Task prompt — Give the entries back exactly, dropping each image.
★ ★ ★ ★ ★ ★ ★
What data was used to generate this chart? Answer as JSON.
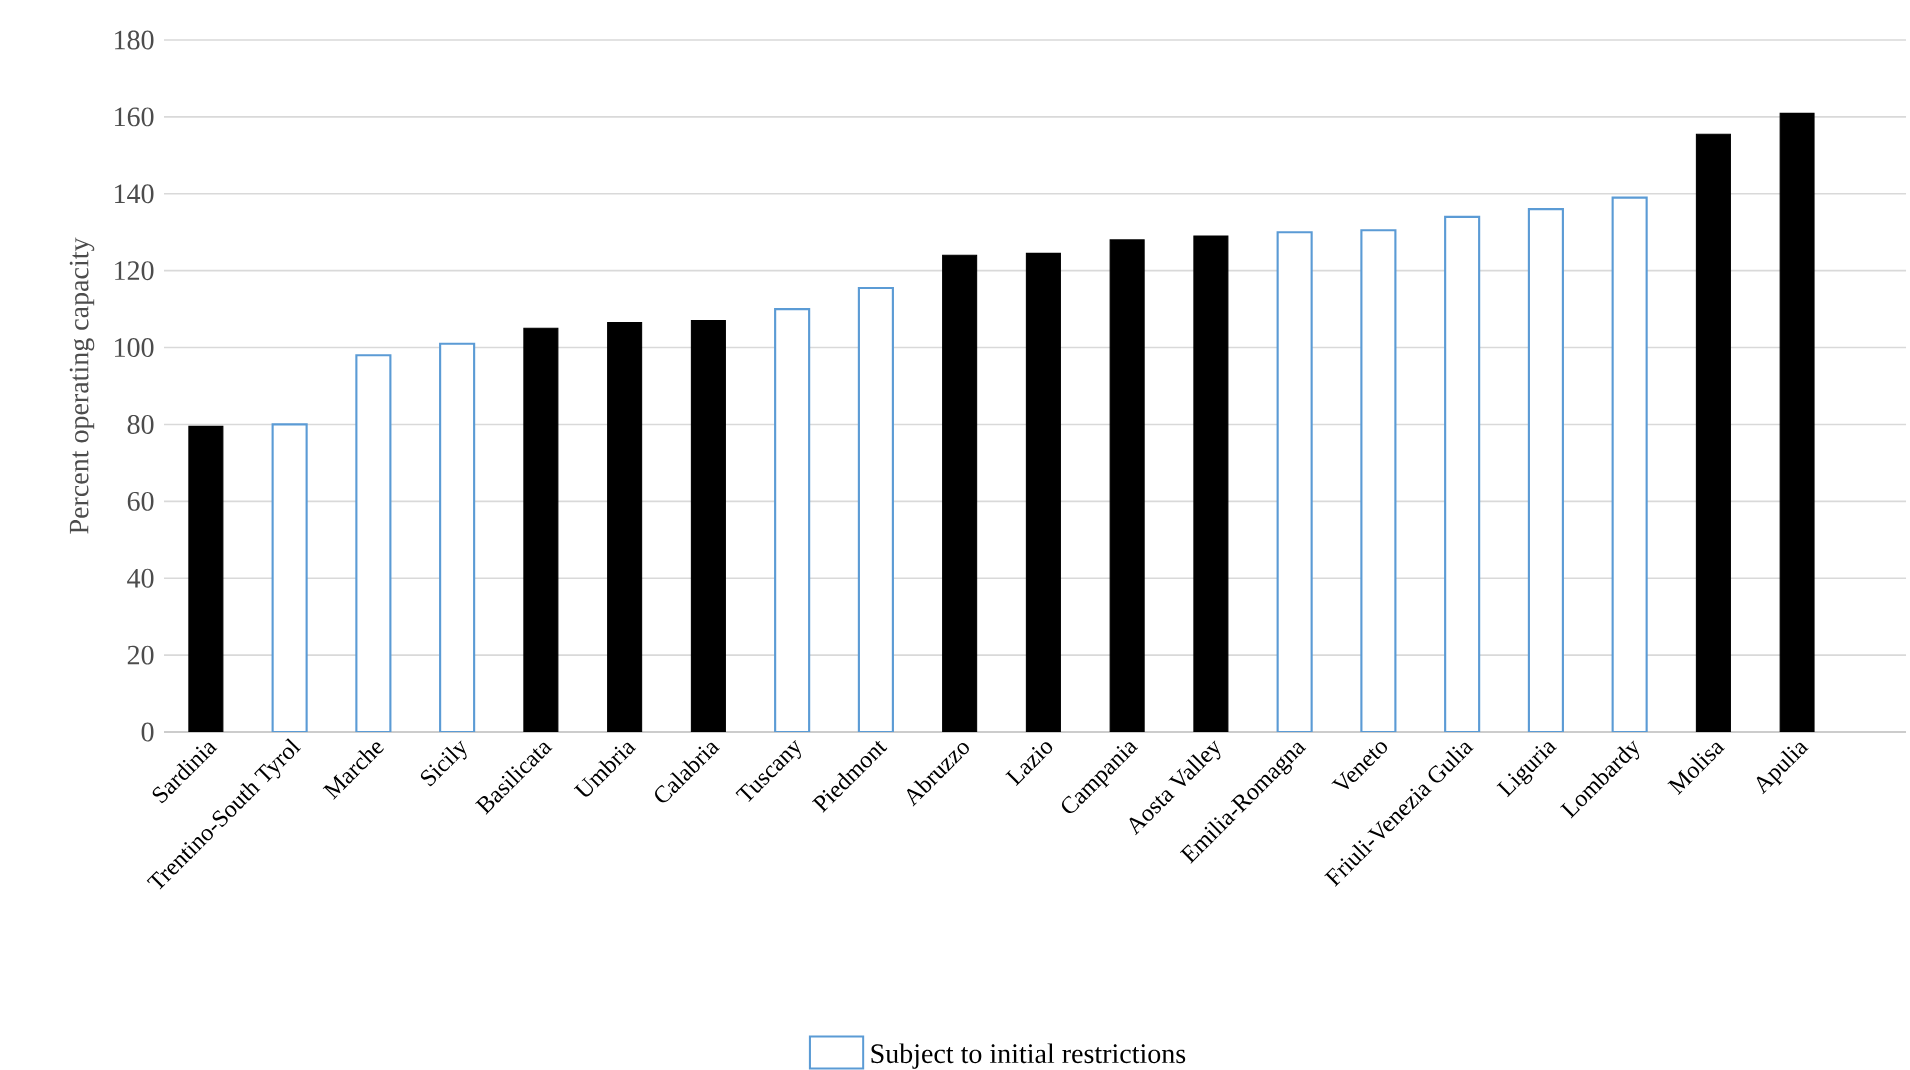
{
  "chart_data": {
    "type": "bar",
    "ylabel": "Percent operating capacity",
    "categories": [
      "Sardinia",
      "Trentino-South Tyrol",
      "Marche",
      "Sicily",
      "Basilicata",
      "Umbria",
      "Calabria",
      "Tuscany",
      "Piedmont",
      "Abruzzo",
      "Lazio",
      "Campania",
      "Aosta Valley",
      "Emilia-Romagna",
      "Veneto",
      "Friuli-Venezia Gulia",
      "Liguria",
      "Lombardy",
      "Molisa",
      "Apulia"
    ],
    "series": [
      {
        "color": "#000000",
        "values": [
          79.5,
          null,
          null,
          null,
          105,
          106.5,
          107,
          null,
          null,
          124,
          124.5,
          128,
          129,
          null,
          null,
          null,
          null,
          null,
          155.5,
          161
        ]
      },
      {
        "name": "Subject to initial restrictions",
        "color": "#5b9bd5",
        "values": [
          null,
          80,
          98,
          101,
          null,
          null,
          null,
          110,
          115.5,
          null,
          null,
          null,
          null,
          130,
          130.5,
          134,
          136,
          139,
          null,
          null
        ]
      }
    ],
    "ylim": [
      0,
      180
    ],
    "yticks": [
      0,
      20,
      40,
      60,
      80,
      100,
      120,
      140,
      160,
      180
    ],
    "grid": "y",
    "legend": "bottom"
  }
}
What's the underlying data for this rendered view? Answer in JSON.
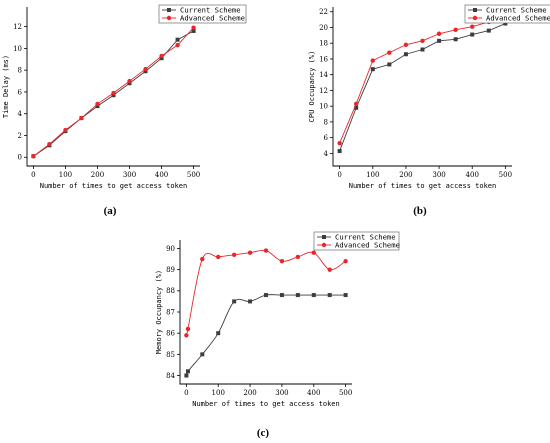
★ ★ ★ ★ ★ ★ ★
Problem solution —
What data was used to generate this chart? Answer as JSON.
{
  "chart_data": {
    "type": "bar",
    "ylabel": "Percent operating capacity",
    "categories": [
      "Sardinia",
      "Trentino-South Tyrol",
      "Marche",
      "Sicily",
      "Basilicata",
      "Umbria",
      "Calabria",
      "Tuscany",
      "Piedmont",
      "Abruzzo",
      "Lazio",
      "Campania",
      "Aosta Valley",
      "Emilia-Romagna",
      "Veneto",
      "Friuli-Venezia Gulia",
      "Liguria",
      "Lombardy",
      "Molisa",
      "Apulia"
    ],
    "series": [
      {
        "color": "#000000",
        "values": [
          79.5,
          null,
          null,
          null,
          105,
          106.5,
          107,
          null,
          null,
          124,
          124.5,
          128,
          129,
          null,
          null,
          null,
          null,
          null,
          155.5,
          161
        ]
      },
      {
        "name": "Subject to initial restrictions",
        "color": "#5b9bd5",
        "values": [
          null,
          80,
          98,
          101,
          null,
          null,
          null,
          110,
          115.5,
          null,
          null,
          null,
          null,
          130,
          130.5,
          134,
          136,
          139,
          null,
          null
        ]
      }
    ],
    "ylim": [
      0,
      180
    ],
    "yticks": [
      0,
      20,
      40,
      60,
      80,
      100,
      120,
      140,
      160,
      180
    ],
    "grid": "y",
    "legend": "bottom"
  }
}
What's the underlying data for this rendered view? Answer in JSON.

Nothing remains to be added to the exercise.